▶ Task details
Copy out each line of the material below that holds the string "title".

▶ Task inputs
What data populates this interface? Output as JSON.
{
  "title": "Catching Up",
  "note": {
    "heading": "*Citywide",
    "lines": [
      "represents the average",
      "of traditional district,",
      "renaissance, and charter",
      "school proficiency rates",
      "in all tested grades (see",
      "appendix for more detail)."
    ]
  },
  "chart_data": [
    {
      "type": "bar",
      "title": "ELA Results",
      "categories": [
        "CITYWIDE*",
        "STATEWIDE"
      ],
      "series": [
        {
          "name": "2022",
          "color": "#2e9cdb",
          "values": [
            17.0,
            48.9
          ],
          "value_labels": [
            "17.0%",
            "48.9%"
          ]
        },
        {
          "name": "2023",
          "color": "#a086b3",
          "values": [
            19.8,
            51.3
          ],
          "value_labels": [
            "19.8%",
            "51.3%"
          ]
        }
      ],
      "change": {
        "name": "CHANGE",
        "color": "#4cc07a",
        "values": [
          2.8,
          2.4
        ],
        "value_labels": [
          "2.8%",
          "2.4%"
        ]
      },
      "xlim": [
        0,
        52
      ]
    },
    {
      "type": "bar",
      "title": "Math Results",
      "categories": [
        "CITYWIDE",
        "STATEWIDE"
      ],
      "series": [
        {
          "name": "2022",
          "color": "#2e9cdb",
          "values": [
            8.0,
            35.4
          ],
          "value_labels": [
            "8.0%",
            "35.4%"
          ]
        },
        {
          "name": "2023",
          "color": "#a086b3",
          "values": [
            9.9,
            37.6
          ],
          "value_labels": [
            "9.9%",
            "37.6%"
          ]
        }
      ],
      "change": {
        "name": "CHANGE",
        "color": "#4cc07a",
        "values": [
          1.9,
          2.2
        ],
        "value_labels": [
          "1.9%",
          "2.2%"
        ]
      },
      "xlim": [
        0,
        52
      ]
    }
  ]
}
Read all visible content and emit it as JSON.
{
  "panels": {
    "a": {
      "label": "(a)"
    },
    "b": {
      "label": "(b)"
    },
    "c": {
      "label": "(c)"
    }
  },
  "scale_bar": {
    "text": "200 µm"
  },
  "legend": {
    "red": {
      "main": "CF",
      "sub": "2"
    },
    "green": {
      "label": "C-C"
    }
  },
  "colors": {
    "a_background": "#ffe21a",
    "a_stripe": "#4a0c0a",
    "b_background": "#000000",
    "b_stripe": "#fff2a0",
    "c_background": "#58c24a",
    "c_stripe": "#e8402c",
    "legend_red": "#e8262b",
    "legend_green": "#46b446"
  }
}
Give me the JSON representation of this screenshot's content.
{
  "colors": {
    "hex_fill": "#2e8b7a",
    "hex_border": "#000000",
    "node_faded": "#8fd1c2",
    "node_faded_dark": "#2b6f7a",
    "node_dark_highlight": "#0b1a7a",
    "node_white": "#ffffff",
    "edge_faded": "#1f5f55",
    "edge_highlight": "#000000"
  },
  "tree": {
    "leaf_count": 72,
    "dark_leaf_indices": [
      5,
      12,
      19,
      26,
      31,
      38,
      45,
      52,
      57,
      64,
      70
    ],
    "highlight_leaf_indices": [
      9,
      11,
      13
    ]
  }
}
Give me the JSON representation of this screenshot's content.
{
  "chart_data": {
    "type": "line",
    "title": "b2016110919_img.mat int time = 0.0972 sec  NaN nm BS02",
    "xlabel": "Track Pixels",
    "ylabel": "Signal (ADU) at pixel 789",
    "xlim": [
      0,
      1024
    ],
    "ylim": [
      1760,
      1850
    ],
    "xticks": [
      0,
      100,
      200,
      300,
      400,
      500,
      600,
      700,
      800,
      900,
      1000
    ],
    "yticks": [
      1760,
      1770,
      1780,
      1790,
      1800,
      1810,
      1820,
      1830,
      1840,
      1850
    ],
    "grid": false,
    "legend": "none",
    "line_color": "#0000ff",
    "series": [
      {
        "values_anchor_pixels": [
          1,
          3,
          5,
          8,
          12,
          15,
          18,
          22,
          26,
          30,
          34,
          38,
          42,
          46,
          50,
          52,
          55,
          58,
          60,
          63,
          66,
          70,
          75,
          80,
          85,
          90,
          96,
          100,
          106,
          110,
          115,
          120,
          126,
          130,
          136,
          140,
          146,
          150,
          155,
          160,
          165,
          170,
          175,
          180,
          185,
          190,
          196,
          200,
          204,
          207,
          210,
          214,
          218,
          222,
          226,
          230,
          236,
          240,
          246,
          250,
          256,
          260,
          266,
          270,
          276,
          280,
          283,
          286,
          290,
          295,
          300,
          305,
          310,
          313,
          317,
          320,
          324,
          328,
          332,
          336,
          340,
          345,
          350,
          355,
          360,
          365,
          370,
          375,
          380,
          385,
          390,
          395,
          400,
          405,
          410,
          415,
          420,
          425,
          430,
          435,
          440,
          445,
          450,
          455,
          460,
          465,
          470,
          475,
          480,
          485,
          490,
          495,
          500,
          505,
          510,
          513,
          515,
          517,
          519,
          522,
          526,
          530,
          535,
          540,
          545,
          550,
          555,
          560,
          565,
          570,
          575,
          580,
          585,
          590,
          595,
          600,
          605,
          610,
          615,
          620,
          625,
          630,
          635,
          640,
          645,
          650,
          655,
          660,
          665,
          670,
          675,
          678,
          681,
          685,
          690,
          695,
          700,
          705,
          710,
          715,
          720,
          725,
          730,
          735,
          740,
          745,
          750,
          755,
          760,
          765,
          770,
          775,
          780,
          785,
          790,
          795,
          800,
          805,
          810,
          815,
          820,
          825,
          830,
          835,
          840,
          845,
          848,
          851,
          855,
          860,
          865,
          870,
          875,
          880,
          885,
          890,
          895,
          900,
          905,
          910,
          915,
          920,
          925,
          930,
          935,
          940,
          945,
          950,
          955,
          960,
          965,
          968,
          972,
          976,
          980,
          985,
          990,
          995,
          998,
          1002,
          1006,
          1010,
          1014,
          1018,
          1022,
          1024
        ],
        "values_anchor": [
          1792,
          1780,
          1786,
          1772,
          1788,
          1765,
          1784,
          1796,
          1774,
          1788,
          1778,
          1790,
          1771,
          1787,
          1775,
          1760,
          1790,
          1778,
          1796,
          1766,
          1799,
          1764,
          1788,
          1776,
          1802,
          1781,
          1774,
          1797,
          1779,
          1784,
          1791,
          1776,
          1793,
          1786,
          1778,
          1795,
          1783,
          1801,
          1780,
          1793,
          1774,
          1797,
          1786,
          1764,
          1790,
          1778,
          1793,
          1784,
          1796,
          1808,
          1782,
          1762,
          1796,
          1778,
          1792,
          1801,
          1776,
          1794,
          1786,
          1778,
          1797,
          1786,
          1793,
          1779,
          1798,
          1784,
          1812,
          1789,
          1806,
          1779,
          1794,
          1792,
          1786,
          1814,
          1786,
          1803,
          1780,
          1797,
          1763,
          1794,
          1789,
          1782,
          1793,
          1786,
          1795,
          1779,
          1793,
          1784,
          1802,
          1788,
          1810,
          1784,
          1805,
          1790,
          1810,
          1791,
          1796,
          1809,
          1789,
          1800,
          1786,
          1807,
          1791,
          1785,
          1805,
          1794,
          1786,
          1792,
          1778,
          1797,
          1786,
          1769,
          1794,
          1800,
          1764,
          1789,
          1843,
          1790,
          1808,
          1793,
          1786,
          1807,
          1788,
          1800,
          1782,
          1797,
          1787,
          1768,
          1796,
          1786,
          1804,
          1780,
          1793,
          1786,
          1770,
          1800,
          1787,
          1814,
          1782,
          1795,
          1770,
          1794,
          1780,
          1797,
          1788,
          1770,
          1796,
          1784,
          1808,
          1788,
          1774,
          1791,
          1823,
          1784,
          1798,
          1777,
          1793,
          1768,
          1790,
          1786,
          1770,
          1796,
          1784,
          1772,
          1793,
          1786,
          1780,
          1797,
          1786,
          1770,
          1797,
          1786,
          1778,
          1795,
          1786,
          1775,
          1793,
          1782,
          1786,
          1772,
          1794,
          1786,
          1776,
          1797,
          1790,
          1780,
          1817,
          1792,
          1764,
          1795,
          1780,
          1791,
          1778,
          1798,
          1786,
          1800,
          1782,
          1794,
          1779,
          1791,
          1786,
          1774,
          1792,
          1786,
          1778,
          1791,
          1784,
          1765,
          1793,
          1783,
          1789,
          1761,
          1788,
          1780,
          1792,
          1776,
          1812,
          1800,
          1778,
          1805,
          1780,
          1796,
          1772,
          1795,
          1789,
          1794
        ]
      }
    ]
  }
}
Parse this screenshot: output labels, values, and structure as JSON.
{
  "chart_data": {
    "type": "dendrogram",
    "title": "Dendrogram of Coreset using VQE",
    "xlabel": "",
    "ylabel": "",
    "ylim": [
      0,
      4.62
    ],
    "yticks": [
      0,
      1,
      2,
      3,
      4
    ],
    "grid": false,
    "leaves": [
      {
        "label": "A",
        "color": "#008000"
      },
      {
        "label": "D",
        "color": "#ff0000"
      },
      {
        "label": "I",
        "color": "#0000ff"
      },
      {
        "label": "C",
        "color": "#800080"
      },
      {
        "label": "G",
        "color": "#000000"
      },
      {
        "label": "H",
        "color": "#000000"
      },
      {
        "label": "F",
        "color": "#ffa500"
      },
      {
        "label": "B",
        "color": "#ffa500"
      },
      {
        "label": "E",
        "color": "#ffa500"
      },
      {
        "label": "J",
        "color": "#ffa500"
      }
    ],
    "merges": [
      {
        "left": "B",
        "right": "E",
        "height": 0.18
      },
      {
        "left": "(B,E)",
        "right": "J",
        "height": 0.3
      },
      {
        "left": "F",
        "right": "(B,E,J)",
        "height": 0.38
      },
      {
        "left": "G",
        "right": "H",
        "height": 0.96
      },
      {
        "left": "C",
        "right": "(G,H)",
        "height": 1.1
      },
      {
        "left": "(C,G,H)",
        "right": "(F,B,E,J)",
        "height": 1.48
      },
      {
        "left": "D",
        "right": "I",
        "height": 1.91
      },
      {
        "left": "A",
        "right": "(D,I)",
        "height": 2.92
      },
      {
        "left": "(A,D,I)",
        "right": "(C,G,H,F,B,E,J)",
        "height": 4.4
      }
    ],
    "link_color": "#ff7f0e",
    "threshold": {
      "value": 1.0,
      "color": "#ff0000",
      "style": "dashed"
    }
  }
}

▶ Result of the task
  "title": "Catching Up",
      "title": "ELA Results",
      "title": "Math Results",
    "title": "b2016110919_img.mat int time = 0.0972 sec  NaN nm BS02",
    "title": "Dendrogram of Coreset using VQE",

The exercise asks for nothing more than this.